## Start Reading text
I've seen similar things, at least with gcc 4.1 vs 4.8, with the latter
begin significantly faster in certain decode situations (like 10-15%
faster).


Well gcc42 knows upto sse3, gcc44 knows avx and gcc47 knows avx2 and f16c

Just taking advantage of the newer simd sets would help,
then add some better optimisation from experience with them...


--
FreeBSD - the place to B...Software Developing

Shane Ambler

___
Oiio-dev mailing list
Oiio-dev@lists.openimageio.org
http://lists.openimageio.org/listinfo.cgi/oiio-dev-openimageio.org


Re: [Oiio-dev] OpenEXR 2.0 tiled read speeds

2016-01-15 Thread Kevin Wheatley


Sent on the go...

> On 15 Jan 2016, at 21:09, Peter Pearson  wrote:
> 
> Replies inline...
## End Reading text
- _Problems_:
- 1) Set down the part of the mailing list thread about gcc versions from "Shane Ambler" to "on the go...", copying it word for word.
- 2) Resume the mailing list thread about gcc versions, picking up right after its last line.
## Start Data provided
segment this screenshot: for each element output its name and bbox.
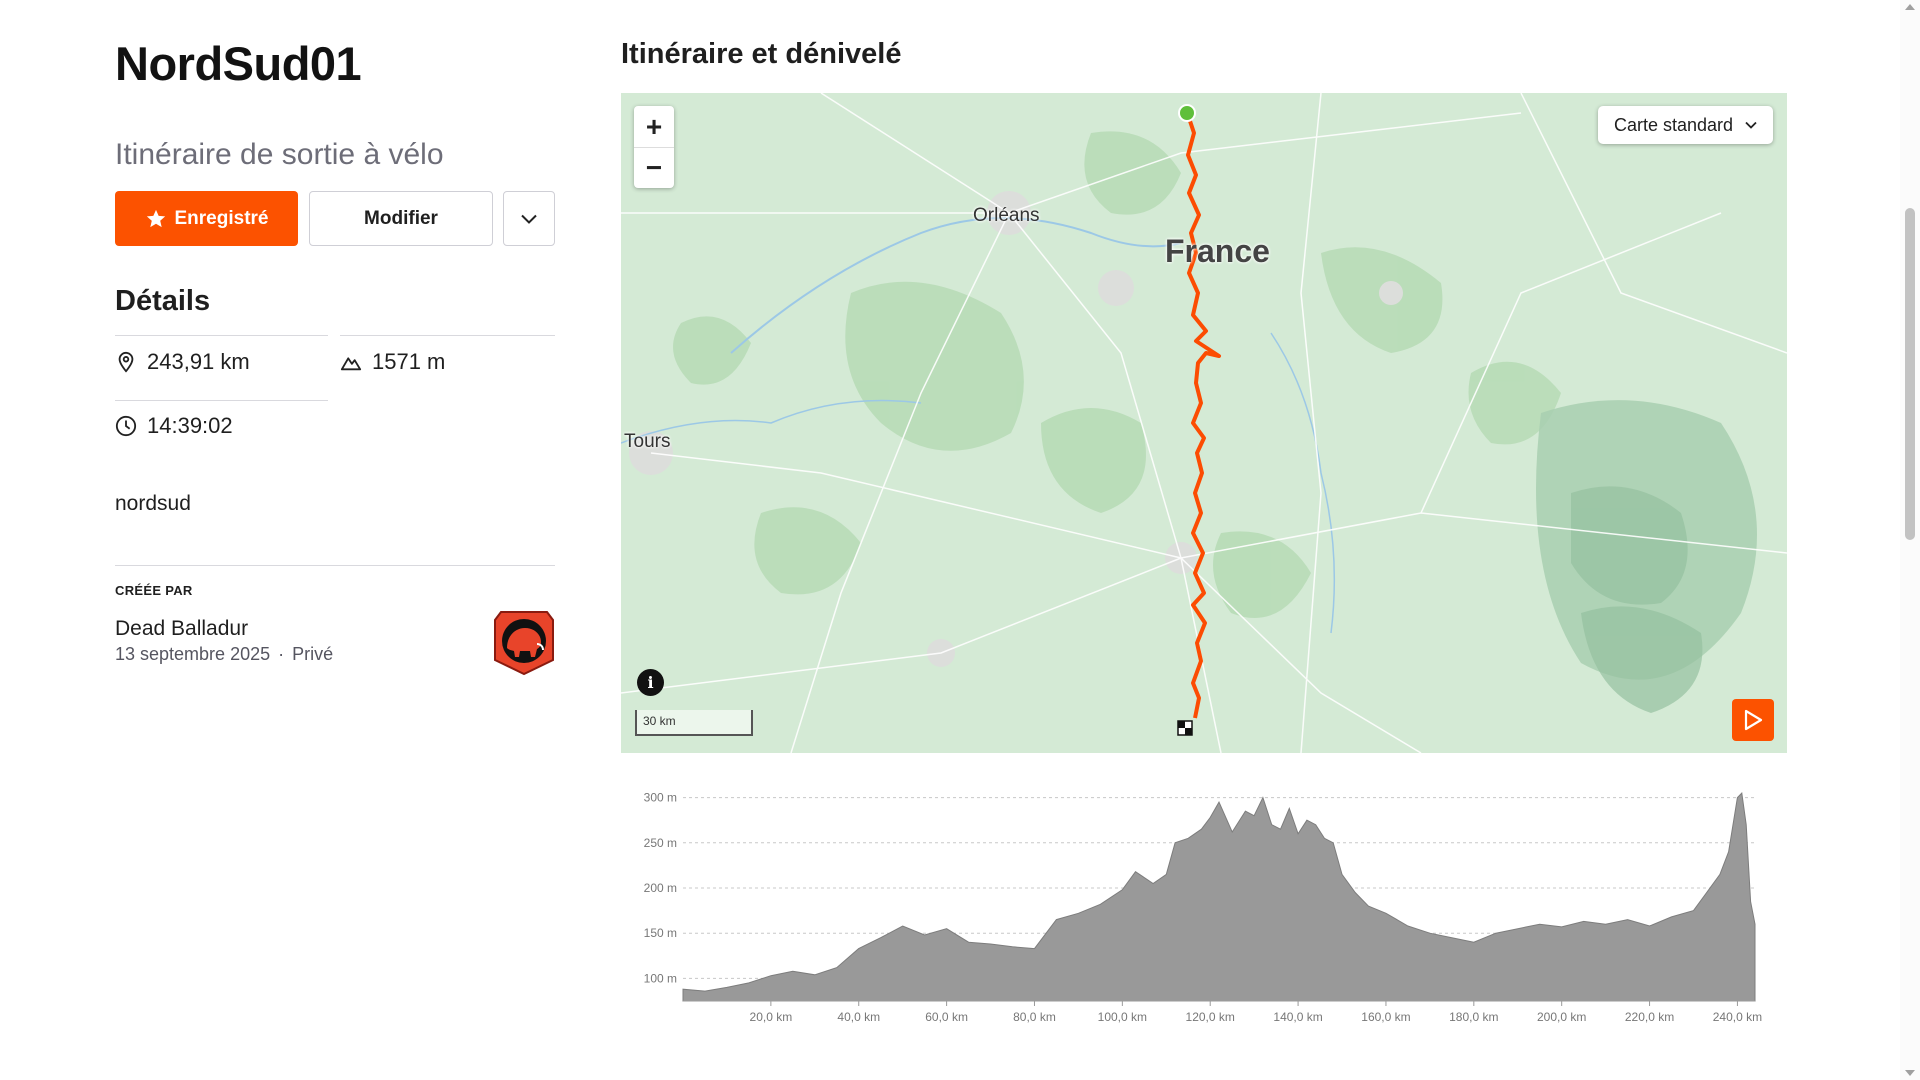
## End Data provided
- _Outputs_:
- 1)
Shane Ambler

___
Oiio-dev mailing list
Oiio-dev@lists.openimageio.org
http://lists.openimageio.org/listinfo.cgi/oiio-dev-openimageio.org


Re: [Oiio-dev] OpenEXR 2.0 tiled read speeds

2016-01-15 Thread Kevin Wheatley


Sent on the go...

- 2)
> 
>> On 
> 
> Also, reading and writing of values in OpenEXR goes through ImfXdr.h's 
> conversion routines doing bitshifting for I assume endianness conversion? - I 
> guess the x86 port for OpenEXR had to convert this, whereas the SGI versions 
> didn't, and we're stuck with it now?

There are certainly some case where even the non xdr paths are potentially 
slower than needed, sometimes it calls stdlib memory routines, other time it is 
implemented as a basic loop.
> 
> On top of that, in the multi-threading scenario, while using a LUT for 
> half->float conversion is faster than not using it, it causes absolute havoc 
> in terms of L1/L2 cache thrashing - from disk I've sometimes found reading 
> full float EXRs faster than half EXRs due to this, but that's probably only 
> when the OS disk cache has them, so in general it's not a huge issue given 
> the IO saving that'll happen in most real-world usage for big facilities...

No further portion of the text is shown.